Estratto scelto:
··········

Valutare i risultati
Come qualsiasi strumento di promozione, il proximity marketing deve essere valutato in base ai risultati che produce e per questo è necessario individuare e applicare le metriche giuste. Tutte le interazioni vengono registrate dai beacon, il che ci permette di sapere non solo quanti clienti visitano il punto vendita e quanti passano invece nelle vicinanze senza entrare, ma anche di monitorare i comportamenti di acquisto. Per esempio, è possibile tracciare correlazioni fra il numero e la qualità delle notifiche che sono state inviate a un cliente e la sua decisione o meno di effettuare un acquisto, oppure fra il tempo di permanenza e il volume di spesa. È inoltre possibile valutare separatamente la performance delle diverse sezioni del punto vendita, il che è particolarmente utile per negozi e centri commerciali con spazi complessi e articolati.
Risparmiare investendo
Molti retailer italiani si sono dimostrati finora restii ad adottare i beacon, per via dell’investimento iniziale che questa tecnologia richiede. Vale però la pena di notare come la possibilità di inviare ai propri clienti messaggi e promozioni utilizzando esclusivamente la rete dati permetta di risparmiare su alcune voci che oggi costituiscono una parte consistente della spesa di molte aziende, come la stampa e distribuzione di flyer e poster. L’obiettivo è spendere meno, spendere meglio e ottenere una resa più altra dai propri investimenti. I beacon potrebbero essere la risposta.

··········

Esercizio assegnato 1: Puoi ricopiare dal brano sul proximity marketing il passo che va da "Valutare i risultati" fino a "complessi e articolati." compreso?

··········

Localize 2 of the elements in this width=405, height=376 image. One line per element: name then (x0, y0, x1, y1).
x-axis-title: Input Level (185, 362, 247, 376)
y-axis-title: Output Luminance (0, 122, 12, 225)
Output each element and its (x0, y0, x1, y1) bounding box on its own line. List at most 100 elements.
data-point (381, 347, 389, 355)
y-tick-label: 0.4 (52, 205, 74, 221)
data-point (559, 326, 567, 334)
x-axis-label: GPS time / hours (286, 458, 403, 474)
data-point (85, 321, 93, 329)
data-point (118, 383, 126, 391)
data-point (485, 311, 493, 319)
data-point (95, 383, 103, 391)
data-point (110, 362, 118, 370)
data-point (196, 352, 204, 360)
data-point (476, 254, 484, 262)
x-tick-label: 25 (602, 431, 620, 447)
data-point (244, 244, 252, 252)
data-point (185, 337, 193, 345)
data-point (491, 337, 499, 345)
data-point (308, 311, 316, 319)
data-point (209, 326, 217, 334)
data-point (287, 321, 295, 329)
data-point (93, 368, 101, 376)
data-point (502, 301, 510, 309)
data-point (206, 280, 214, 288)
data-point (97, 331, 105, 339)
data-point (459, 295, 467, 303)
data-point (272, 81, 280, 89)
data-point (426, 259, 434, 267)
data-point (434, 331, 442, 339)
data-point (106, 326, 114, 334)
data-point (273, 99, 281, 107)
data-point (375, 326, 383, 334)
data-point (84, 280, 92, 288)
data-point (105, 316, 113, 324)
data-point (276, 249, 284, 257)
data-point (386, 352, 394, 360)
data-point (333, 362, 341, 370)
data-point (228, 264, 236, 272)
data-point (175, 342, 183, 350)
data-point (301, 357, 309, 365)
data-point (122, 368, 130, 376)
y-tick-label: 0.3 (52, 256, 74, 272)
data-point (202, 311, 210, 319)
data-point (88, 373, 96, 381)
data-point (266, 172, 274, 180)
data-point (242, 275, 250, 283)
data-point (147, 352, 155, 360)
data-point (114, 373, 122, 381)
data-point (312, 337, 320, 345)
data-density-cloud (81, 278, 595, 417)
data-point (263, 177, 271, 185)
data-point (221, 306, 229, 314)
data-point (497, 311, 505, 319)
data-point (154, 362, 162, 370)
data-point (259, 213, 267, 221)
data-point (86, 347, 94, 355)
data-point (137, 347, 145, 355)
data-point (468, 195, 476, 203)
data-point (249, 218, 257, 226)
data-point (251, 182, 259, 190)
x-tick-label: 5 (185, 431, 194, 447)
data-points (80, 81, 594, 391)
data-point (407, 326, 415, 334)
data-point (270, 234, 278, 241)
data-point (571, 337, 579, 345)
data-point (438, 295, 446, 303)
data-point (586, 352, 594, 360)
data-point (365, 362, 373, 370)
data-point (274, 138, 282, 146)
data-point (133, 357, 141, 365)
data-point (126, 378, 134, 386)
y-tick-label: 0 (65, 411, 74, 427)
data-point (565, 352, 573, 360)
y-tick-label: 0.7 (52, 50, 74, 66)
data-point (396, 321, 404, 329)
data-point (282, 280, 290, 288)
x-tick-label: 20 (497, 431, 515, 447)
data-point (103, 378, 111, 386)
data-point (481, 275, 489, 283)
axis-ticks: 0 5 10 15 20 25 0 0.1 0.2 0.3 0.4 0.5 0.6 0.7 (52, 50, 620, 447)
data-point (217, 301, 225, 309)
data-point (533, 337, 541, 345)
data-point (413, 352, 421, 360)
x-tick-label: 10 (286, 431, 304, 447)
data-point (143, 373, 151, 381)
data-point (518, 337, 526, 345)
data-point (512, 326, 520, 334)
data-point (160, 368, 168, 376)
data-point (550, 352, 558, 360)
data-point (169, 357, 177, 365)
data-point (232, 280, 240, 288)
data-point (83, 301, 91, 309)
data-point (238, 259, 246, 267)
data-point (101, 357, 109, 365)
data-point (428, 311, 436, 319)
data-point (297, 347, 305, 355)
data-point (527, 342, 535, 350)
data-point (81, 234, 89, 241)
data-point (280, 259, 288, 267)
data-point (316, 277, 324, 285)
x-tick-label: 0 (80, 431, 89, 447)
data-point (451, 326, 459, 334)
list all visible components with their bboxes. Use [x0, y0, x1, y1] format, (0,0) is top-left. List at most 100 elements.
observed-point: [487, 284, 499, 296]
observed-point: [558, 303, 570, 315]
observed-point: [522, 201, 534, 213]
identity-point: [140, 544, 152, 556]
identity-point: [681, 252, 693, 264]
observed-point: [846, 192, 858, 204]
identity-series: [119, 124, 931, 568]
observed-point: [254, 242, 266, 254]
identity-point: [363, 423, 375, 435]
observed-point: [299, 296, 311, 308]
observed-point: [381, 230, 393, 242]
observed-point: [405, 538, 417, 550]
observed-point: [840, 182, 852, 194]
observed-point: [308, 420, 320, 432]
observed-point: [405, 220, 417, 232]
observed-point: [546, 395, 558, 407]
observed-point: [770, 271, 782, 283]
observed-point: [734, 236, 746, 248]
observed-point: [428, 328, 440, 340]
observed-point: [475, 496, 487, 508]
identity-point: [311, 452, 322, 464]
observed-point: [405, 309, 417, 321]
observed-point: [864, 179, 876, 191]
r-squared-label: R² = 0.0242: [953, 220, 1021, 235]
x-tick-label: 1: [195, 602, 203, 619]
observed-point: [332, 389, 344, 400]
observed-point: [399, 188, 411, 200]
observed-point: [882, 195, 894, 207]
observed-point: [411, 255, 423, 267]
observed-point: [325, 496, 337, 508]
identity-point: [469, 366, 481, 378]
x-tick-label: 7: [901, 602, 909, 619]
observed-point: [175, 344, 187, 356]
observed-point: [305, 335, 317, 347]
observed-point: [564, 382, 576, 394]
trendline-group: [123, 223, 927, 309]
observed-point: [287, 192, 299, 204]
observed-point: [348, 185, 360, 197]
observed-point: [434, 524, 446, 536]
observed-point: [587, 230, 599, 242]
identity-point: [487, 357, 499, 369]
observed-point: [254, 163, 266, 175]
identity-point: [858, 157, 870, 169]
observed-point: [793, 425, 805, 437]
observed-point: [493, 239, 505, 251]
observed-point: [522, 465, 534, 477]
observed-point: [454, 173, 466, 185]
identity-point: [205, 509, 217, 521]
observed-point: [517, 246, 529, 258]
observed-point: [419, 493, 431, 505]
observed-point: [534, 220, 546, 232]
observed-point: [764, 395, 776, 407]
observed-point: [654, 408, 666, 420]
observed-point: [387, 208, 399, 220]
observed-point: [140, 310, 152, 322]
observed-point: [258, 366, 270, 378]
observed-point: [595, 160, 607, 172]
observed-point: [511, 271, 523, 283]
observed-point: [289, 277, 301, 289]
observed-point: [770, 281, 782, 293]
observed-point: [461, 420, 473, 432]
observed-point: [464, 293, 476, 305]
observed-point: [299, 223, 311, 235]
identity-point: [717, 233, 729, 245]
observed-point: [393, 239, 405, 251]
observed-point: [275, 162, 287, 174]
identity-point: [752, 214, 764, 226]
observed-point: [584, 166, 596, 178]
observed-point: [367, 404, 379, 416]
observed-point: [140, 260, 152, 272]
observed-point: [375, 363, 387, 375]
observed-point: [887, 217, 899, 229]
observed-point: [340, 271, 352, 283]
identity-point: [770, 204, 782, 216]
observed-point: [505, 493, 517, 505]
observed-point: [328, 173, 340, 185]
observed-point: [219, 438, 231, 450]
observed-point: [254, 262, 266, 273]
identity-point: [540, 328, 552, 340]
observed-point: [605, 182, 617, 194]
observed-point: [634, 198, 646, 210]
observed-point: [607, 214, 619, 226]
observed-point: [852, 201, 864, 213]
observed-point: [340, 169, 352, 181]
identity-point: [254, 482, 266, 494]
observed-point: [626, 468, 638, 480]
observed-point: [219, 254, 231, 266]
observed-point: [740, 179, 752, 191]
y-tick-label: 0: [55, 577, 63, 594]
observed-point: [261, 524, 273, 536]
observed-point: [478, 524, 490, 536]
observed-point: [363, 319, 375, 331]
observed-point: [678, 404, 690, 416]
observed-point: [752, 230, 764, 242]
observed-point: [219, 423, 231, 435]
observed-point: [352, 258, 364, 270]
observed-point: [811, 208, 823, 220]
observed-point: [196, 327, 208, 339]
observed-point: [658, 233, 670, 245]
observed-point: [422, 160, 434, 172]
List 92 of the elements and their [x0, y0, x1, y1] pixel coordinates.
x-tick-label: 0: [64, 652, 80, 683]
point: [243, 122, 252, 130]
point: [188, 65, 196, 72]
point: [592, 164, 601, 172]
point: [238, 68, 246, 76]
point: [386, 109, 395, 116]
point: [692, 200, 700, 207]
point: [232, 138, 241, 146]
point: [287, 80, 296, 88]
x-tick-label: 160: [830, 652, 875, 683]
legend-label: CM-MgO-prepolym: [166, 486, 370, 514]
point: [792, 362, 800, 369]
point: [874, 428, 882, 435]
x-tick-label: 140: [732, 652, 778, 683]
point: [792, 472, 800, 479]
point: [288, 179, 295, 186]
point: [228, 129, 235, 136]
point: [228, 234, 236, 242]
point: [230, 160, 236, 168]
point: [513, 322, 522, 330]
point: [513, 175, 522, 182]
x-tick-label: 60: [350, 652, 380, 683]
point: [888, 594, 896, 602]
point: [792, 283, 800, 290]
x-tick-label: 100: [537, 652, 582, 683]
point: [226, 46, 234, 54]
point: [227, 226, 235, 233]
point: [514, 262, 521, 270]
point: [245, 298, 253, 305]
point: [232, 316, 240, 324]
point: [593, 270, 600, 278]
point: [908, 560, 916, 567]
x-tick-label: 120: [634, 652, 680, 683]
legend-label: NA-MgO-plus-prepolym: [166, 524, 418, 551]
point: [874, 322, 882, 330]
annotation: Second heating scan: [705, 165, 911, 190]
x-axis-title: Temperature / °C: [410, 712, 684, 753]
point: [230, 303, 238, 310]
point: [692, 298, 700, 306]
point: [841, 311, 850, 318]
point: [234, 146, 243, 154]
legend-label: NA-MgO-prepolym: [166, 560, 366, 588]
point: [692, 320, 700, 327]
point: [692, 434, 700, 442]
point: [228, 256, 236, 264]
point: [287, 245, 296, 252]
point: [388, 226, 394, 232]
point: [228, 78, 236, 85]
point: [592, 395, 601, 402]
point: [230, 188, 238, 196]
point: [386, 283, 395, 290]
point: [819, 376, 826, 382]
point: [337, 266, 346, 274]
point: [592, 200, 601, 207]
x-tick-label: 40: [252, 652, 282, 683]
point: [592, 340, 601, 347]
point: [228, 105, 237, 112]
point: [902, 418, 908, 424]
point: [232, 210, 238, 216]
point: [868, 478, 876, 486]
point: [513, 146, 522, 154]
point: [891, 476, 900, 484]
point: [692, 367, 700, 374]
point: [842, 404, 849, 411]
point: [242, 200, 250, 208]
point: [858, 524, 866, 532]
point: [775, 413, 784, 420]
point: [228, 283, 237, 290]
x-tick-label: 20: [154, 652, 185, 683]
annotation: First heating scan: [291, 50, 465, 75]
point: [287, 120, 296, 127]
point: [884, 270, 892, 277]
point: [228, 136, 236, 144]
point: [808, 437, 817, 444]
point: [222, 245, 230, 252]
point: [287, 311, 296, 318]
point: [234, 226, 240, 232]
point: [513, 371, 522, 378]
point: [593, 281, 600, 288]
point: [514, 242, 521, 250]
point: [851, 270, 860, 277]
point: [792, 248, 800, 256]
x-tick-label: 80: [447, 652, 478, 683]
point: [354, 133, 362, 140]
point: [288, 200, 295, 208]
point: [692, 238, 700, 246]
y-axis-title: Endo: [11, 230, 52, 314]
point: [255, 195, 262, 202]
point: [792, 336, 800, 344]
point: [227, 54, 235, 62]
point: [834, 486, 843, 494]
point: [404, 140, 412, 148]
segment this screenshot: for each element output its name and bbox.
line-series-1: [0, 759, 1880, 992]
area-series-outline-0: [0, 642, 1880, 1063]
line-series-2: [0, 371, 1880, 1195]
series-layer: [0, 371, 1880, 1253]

··········

Esercizio assegnato 2: Puoi riscrivere i record dall'inizio fino alla riga con "data-point (468, 195, 476, 203)" compresa, sostituendo "data-point" con "punto-dati" e lasciando invariato tutto il resto? Riporta soltanto queste righe.

Soluzione esercizio 1:
Valutare i risultati
Come qualsiasi strumento di promozione, il proximity marketing deve essere valutato in base ai risultati che produce e per questo è necessario individuare e applicare le metriche giuste. Tutte le interazioni vengono registrate dai beacon, il che ci permette di sapere non solo quanti clienti visitano il punto vendita e quanti passano invece nelle vicinanze senza entrare, ma anche di monitorare i comportamenti di acquisto. Per esempio, è possibile tracciare correlazioni fra il numero e la qualità delle notifiche che sono state inviate a un cliente e la sua decisione o meno di effettuare un acquisto, oppure fra il tempo di permanenza e il volume di spesa. È inoltre possibile valutare separatamente la performance delle diverse sezioni del punto vendita, il che è particolarmente utile per negozi e centri commerciali con spazi complessi e articolati.

Soluzione esercizio 2:
Localize 2 of the elements in this width=405, height=376 image. One line per element: name then (x0, y0, x1, y1).
x-axis-title: Input Level (185, 362, 247, 376)
y-axis-title: Output Luminance (0, 122, 12, 225)
Output each element and its (x0, y0, x1, y1) bounding box on its own line. List at most 100 elements.
punto-dati (381, 347, 389, 355)
y-tick-label: 0.4 (52, 205, 74, 221)
punto-dati (559, 326, 567, 334)
x-axis-label: GPS time / hours (286, 458, 403, 474)
punto-dati (85, 321, 93, 329)
punto-dati (118, 383, 126, 391)
punto-dati (485, 311, 493, 319)
punto-dati (95, 383, 103, 391)
punto-dati (110, 362, 118, 370)
punto-dati (196, 352, 204, 360)
punto-dati (476, 254, 484, 262)
x-tick-label: 25 (602, 431, 620, 447)
punto-dati (244, 244, 252, 252)
punto-dati (185, 337, 193, 345)
punto-dati (491, 337, 499, 345)
punto-dati (308, 311, 316, 319)
punto-dati (209, 326, 217, 334)
punto-dati (287, 321, 295, 329)
punto-dati (93, 368, 101, 376)
punto-dati (502, 301, 510, 309)
punto-dati (206, 280, 214, 288)
punto-dati (97, 331, 105, 339)
punto-dati (459, 295, 467, 303)
punto-dati (272, 81, 280, 89)
punto-dati (426, 259, 434, 267)
punto-dati (434, 331, 442, 339)
punto-dati (106, 326, 114, 334)
punto-dati (273, 99, 281, 107)
punto-dati (375, 326, 383, 334)
punto-dati (84, 280, 92, 288)
punto-dati (105, 316, 113, 324)
punto-dati (276, 249, 284, 257)
punto-dati (386, 352, 394, 360)
punto-dati (333, 362, 341, 370)
punto-dati (228, 264, 236, 272)
punto-dati (175, 342, 183, 350)
punto-dati (301, 357, 309, 365)
punto-dati (122, 368, 130, 376)
y-tick-label: 0.3 (52, 256, 74, 272)
punto-dati (202, 311, 210, 319)
punto-dati (88, 373, 96, 381)
punto-dati (266, 172, 274, 180)
punto-dati (242, 275, 250, 283)
punto-dati (147, 352, 155, 360)
punto-dati (114, 373, 122, 381)
punto-dati (312, 337, 320, 345)
data-density-cloud (81, 278, 595, 417)
punto-dati (263, 177, 271, 185)
punto-dati (221, 306, 229, 314)
punto-dati (497, 311, 505, 319)
punto-dati (154, 362, 162, 370)
punto-dati (259, 213, 267, 221)
punto-dati (86, 347, 94, 355)
punto-dati (137, 347, 145, 355)
punto-dati (468, 195, 476, 203)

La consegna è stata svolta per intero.